- TASK DIRECTIONS -
Show every line in the entries below where the word "image" appears.

- DATA TO USE -

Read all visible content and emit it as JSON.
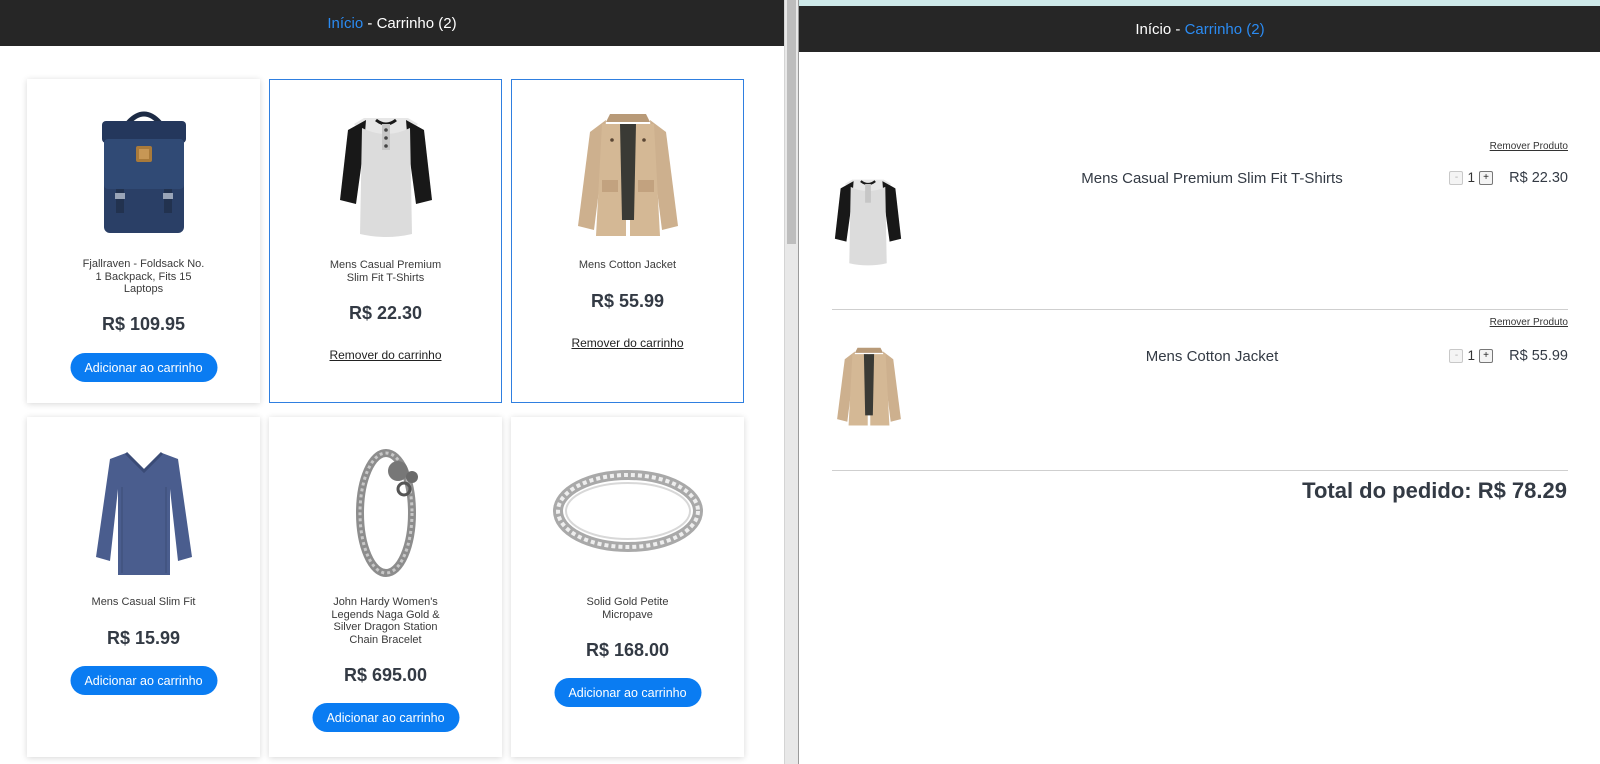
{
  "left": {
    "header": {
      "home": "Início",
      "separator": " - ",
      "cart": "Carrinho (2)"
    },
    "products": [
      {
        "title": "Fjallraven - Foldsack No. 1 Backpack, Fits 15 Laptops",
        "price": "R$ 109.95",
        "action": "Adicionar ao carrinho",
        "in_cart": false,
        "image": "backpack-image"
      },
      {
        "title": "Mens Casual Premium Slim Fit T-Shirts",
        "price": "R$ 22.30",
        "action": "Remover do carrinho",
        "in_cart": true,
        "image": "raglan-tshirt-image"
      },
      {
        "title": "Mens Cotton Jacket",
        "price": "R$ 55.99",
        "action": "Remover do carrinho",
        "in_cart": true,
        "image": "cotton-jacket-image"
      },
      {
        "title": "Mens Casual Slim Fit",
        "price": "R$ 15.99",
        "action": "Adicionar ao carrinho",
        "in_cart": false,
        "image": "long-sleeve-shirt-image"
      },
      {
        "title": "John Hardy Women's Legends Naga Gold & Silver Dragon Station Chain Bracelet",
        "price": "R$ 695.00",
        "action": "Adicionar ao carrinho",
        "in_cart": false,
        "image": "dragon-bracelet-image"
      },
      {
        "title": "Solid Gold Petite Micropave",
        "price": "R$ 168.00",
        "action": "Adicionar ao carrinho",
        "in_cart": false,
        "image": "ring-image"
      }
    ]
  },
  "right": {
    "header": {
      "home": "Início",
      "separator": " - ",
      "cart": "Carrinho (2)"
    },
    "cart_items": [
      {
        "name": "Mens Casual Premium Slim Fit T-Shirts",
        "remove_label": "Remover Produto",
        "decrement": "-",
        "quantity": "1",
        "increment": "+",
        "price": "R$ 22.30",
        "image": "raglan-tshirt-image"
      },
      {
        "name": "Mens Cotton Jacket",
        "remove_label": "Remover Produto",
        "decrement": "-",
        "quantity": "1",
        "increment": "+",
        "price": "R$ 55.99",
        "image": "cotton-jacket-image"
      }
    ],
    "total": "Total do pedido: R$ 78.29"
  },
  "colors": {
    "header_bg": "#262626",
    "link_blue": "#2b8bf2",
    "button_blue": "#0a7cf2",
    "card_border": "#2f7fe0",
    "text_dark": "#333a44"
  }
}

==

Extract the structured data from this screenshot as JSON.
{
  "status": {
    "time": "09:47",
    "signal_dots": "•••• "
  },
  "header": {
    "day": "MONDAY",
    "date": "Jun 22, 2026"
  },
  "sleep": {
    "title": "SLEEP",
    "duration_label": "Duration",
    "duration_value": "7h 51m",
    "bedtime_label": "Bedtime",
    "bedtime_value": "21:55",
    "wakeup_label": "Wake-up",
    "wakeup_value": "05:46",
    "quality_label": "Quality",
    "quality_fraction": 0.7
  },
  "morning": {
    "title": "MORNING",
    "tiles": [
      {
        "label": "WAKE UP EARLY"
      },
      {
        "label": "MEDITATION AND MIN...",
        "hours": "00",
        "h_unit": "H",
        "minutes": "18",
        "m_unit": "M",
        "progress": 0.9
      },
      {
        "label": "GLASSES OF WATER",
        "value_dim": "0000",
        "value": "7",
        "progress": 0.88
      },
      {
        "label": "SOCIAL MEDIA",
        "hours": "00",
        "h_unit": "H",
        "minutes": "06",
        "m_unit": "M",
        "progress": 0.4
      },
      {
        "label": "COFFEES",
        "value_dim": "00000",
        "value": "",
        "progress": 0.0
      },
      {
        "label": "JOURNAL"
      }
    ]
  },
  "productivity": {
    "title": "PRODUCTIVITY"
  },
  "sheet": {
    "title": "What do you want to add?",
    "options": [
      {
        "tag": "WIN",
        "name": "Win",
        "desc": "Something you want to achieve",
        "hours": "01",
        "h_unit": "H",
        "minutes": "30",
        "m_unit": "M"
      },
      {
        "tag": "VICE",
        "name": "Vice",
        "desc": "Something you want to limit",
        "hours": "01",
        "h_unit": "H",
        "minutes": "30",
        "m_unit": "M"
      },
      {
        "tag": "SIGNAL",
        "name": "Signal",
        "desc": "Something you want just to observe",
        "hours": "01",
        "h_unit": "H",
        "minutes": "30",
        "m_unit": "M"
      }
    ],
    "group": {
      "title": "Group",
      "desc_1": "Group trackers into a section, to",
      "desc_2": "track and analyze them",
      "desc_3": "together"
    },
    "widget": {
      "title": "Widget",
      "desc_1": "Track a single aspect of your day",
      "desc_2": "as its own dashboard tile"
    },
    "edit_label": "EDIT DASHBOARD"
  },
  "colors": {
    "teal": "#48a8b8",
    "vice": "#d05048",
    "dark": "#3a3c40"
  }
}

- ANSWER FOR THIS EXERCISE -
        "image": "backpack-image"
        "image": "raglan-tshirt-image"
        "image": "cotton-jacket-image"
        "image": "long-sleeve-shirt-image"
        "image": "dragon-bracelet-image"
        "image": "ring-image"
        "image": "raglan-tshirt-image"
        "image": "cotton-jacket-image"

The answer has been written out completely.